SET EXERCISE
Could every line of the data be printed exactly as it reads?

RECORDS FOR THE EXERCISE
# # #
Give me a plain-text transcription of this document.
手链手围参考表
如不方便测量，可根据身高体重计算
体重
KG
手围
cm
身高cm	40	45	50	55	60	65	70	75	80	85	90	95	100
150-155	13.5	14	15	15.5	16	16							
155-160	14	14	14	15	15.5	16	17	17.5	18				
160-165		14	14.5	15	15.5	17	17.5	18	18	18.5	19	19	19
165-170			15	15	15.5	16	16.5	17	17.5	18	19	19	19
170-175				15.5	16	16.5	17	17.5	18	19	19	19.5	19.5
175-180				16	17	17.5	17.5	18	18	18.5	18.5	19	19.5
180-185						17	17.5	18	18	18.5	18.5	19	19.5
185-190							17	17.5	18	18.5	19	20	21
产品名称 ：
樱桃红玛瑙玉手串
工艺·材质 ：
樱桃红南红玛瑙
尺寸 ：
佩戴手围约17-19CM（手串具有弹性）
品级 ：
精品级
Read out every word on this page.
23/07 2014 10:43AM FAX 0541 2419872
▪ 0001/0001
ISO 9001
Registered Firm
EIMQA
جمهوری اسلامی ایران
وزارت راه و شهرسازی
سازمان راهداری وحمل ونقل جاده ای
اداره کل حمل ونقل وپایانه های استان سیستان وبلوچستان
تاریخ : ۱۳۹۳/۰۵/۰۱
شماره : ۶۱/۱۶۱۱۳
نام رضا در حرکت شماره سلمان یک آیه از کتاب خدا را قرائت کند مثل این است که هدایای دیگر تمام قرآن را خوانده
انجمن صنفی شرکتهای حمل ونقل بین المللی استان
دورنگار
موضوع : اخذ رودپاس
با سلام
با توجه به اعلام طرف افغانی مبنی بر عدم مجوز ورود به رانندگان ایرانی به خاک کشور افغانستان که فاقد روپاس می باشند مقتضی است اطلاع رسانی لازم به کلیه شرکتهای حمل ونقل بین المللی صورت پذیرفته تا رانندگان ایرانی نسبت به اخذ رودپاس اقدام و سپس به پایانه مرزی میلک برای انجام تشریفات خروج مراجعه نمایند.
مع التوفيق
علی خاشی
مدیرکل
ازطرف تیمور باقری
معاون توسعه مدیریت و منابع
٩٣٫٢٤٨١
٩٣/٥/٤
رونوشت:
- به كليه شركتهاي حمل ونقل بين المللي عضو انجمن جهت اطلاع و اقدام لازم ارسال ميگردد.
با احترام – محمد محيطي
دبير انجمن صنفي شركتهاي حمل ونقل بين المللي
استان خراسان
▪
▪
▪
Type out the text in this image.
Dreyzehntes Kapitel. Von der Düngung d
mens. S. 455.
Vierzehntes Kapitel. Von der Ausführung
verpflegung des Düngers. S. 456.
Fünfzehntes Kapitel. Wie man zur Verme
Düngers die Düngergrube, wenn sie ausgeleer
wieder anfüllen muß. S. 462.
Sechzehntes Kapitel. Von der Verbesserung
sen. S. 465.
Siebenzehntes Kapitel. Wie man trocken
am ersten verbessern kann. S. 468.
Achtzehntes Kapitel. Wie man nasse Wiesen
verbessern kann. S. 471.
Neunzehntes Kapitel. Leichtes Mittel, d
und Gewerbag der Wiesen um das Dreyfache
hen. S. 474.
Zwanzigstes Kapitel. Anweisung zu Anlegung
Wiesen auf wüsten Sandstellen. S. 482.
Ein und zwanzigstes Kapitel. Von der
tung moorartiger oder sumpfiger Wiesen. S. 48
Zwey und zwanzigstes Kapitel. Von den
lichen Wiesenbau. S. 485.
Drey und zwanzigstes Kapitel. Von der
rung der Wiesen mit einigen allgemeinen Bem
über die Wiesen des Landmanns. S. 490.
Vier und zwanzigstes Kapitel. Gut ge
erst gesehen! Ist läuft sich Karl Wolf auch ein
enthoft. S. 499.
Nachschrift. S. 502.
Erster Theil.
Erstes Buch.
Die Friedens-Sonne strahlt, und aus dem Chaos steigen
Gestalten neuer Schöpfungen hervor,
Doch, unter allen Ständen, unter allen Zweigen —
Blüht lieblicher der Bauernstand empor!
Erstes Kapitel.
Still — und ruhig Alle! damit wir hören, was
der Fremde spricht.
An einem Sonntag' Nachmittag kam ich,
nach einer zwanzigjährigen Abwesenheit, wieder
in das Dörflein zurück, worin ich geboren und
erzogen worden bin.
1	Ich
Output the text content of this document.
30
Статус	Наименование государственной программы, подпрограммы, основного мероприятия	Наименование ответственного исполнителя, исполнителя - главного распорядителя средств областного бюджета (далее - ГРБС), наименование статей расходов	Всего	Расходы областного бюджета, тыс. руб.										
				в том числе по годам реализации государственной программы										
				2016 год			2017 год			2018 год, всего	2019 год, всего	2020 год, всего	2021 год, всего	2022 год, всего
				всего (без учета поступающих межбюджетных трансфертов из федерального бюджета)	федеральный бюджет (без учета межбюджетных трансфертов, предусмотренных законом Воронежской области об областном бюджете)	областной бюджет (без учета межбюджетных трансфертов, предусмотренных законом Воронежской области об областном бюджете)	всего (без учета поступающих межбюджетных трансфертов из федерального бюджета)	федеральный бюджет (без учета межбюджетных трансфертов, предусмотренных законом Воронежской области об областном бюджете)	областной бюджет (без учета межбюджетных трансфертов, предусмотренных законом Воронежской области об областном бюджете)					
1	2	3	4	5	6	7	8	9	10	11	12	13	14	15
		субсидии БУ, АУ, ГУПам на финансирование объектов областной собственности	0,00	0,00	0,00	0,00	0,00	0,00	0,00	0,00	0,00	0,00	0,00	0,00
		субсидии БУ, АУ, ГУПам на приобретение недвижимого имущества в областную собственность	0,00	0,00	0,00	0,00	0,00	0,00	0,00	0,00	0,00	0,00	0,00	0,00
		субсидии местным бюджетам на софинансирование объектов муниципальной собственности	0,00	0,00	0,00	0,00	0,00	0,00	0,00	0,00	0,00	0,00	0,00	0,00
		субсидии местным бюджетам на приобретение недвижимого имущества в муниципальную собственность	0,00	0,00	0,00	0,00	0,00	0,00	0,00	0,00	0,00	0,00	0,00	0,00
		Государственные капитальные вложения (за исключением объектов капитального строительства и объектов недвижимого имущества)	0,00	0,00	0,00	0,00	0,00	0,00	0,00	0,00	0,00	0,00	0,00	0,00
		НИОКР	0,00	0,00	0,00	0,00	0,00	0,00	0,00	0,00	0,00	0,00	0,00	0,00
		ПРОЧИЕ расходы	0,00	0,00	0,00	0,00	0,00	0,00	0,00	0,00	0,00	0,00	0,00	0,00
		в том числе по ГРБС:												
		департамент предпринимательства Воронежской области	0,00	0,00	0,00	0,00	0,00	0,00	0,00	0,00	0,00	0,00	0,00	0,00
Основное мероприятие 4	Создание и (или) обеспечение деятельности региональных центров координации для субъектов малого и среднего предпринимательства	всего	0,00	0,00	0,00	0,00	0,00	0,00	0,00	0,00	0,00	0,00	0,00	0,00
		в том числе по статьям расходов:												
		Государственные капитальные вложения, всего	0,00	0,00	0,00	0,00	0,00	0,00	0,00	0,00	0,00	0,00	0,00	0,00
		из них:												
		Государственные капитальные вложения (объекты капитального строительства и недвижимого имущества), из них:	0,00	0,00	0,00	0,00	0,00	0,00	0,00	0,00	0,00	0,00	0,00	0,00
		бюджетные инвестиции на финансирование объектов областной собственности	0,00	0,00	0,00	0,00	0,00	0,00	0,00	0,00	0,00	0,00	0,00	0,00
# # #
SOLUTION FOR THIS PROBLEM
Give me a plain-text transcription of this document.
手链手围参考表
如不方便测量，可根据身高体重计算
体重
KG
手围
cm
身高cm	40	45	50	55	60	65	70	75	80	85	90	95	100
150-155	13.5	14	15	15.5	16	16							
155-160	14	14	14	15	15.5	16	17	17.5	18				
160-165		14	14.5	15	15.5	17	17.5	18	18	18.5	19	19	19
165-170			15	15	15.5	16	16.5	17	17.5	18	19	19	19
170-175				15.5	16	16.5	17	17.5	18	19	19	19.5	19.5
175-180				16	17	17.5	17.5	18	18	18.5	18.5	19	19.5
180-185						17	17.5	18	18	18.5	18.5	19	19.5
185-190							17	17.5	18	18.5	19	20	21
产品名称 ：
樱桃红玛瑙玉手串
工艺·材质 ：
樱桃红南红玛瑙
尺寸 ：
佩戴手围约17-19CM（手串具有弹性）
品级 ：
精品级
Read out every word on this page.
23/07 2014 10:43AM FAX 0541 2419872
▪ 0001/0001
ISO 9001
Registered Firm
EIMQA
جمهوری اسلامی ایران
وزارت راه و شهرسازی
سازمان راهداری وحمل ونقل جاده ای
اداره کل حمل ونقل وپایانه های استان سیستان وبلوچستان
تاریخ : ۱۳۹۳/۰۵/۰۱
شماره : ۶۱/۱۶۱۱۳
نام رضا در حرکت شماره سلمان یک آیه از کتاب خدا را قرائت کند مثل این است که هدایای دیگر تمام قرآن را خوانده
انجمن صنفی شرکتهای حمل ونقل بین المللی استان
دورنگار
موضوع : اخذ رودپاس
با سلام
با توجه به اعلام طرف افغانی مبنی بر عدم مجوز ورود به رانندگان ایرانی به خاک کشور افغانستان که فاقد روپاس می باشند مقتضی است اطلاع رسانی لازم به کلیه شرکتهای حمل ونقل بین المللی صورت پذیرفته تا رانندگان ایرانی نسبت به اخذ رودپاس اقدام و سپس به پایانه مرزی میلک برای انجام تشریفات خروج مراجعه نمایند.
مع التوفيق
علی خاشی
مدیرکل
ازطرف تیمور باقری
معاون توسعه مدیریت و منابع
٩٣٫٢٤٨١
٩٣/٥/٤
رونوشت:
- به كليه شركتهاي حمل ونقل بين المللي عضو انجمن جهت اطلاع و اقدام لازم ارسال ميگردد.
با احترام – محمد محيطي
دبير انجمن صنفي شركتهاي حمل ونقل بين المللي
استان خراسان
▪
▪
▪
Type out the text in this image.
Dreyzehntes Kapitel. Von der Düngung d
mens. S. 455.
Vierzehntes Kapitel. Von der Ausführung
verpflegung des Düngers. S. 456.
Fünfzehntes Kapitel. Wie man zur Verme
Düngers die Düngergrube, wenn sie ausgeleer
wieder anfüllen muß. S. 462.
Sechzehntes Kapitel. Von der Verbesserung
sen. S. 465.
Siebenzehntes Kapitel. Wie man trocken
am ersten verbessern kann. S. 468.
Achtzehntes Kapitel. Wie man nasse Wiesen
verbessern kann. S. 471.
Neunzehntes Kapitel. Leichtes Mittel, d
und Gewerbag der Wiesen um das Dreyfache
hen. S. 474.
Zwanzigstes Kapitel. Anweisung zu Anlegung
Wiesen auf wüsten Sandstellen. S. 482.
Ein und zwanzigstes Kapitel. Von der
tung moorartiger oder sumpfiger Wiesen. S. 48
Zwey und zwanzigstes Kapitel. Von den
lichen Wiesenbau. S. 485.
Drey und zwanzigstes Kapitel. Von der
rung der Wiesen mit einigen allgemeinen Bem
über die Wiesen des Landmanns. S. 490.
Vier und zwanzigstes Kapitel. Gut ge
erst gesehen! Ist läuft sich Karl Wolf auch ein
enthoft. S. 499.
Nachschrift. S. 502.
Erster Theil.
Erstes Buch.
Die Friedens-Sonne strahlt, und aus dem Chaos steigen
Gestalten neuer Schöpfungen hervor,
Doch, unter allen Ständen, unter allen Zweigen —
Blüht lieblicher der Bauernstand empor!
Erstes Kapitel.
Still — und ruhig Alle! damit wir hören, was
der Fremde spricht.
An einem Sonntag' Nachmittag kam ich,
nach einer zwanzigjährigen Abwesenheit, wieder
in das Dörflein zurück, worin ich geboren und
erzogen worden bin.
1	Ich
Output the text content of this document.
30
Статус	Наименование государственной программы, подпрограммы, основного мероприятия	Наименование ответственного исполнителя, исполнителя - главного распорядителя средств областного бюджета (далее - ГРБС), наименование статей расходов	Всего	Расходы областного бюджета, тыс. руб.										
				в том числе по годам реализации государственной программы										
				2016 год			2017 год			2018 год, всего	2019 год, всего	2020 год, всего	2021 год, всего	2022 год, всего
				всего (без учета поступающих межбюджетных трансфертов из федерального бюджета)	федеральный бюджет (без учета межбюджетных трансфертов, предусмотренных законом Воронежской области об областном бюджете)	областной бюджет (без учета межбюджетных трансфертов, предусмотренных законом Воронежской области об областном бюджете)	всего (без учета поступающих межбюджетных трансфертов из федерального бюджета)	федеральный бюджет (без учета межбюджетных трансфертов, предусмотренных законом Воронежской области об областном бюджете)	областной бюджет (без учета межбюджетных трансфертов, предусмотренных законом Воронежской области об областном бюджете)					
1	2	3	4	5	6	7	8	9	10	11	12	13	14	15
		субсидии БУ, АУ, ГУПам на финансирование объектов областной собственности	0,00	0,00	0,00	0,00	0,00	0,00	0,00	0,00	0,00	0,00	0,00	0,00
		субсидии БУ, АУ, ГУПам на приобретение недвижимого имущества в областную собственность	0,00	0,00	0,00	0,00	0,00	0,00	0,00	0,00	0,00	0,00	0,00	0,00
		субсидии местным бюджетам на софинансирование объектов муниципальной собственности	0,00	0,00	0,00	0,00	0,00	0,00	0,00	0,00	0,00	0,00	0,00	0,00
		субсидии местным бюджетам на приобретение недвижимого имущества в муниципальную собственность	0,00	0,00	0,00	0,00	0,00	0,00	0,00	0,00	0,00	0,00	0,00	0,00
		Государственные капитальные вложения (за исключением объектов капитального строительства и объектов недвижимого имущества)	0,00	0,00	0,00	0,00	0,00	0,00	0,00	0,00	0,00	0,00	0,00	0,00
		НИОКР	0,00	0,00	0,00	0,00	0,00	0,00	0,00	0,00	0,00	0,00	0,00	0,00
		ПРОЧИЕ расходы	0,00	0,00	0,00	0,00	0,00	0,00	0,00	0,00	0,00	0,00	0,00	0,00
		в том числе по ГРБС:												
		департамент предпринимательства Воронежской области	0,00	0,00	0,00	0,00	0,00	0,00	0,00	0,00	0,00	0,00	0,00	0,00
Основное мероприятие 4	Создание и (или) обеспечение деятельности региональных центров координации для субъектов малого и среднего предпринимательства	всего	0,00	0,00	0,00	0,00	0,00	0,00	0,00	0,00	0,00	0,00	0,00	0,00
		в том числе по статьям расходов:												
		Государственные капитальные вложения, всего	0,00	0,00	0,00	0,00	0,00	0,00	0,00	0,00	0,00	0,00	0,00	0,00
		из них:												
		Государственные капитальные вложения (объекты капитального строительства и недвижимого имущества), из них:	0,00	0,00	0,00	0,00	0,00	0,00	0,00	0,00	0,00	0,00	0,00	0,00
		бюджетные инвестиции на финансирование объектов областной собственности	0,00	0,00	0,00	0,00	0,00	0,00	0,00	0,00	0,00	0,00	0,00	0,00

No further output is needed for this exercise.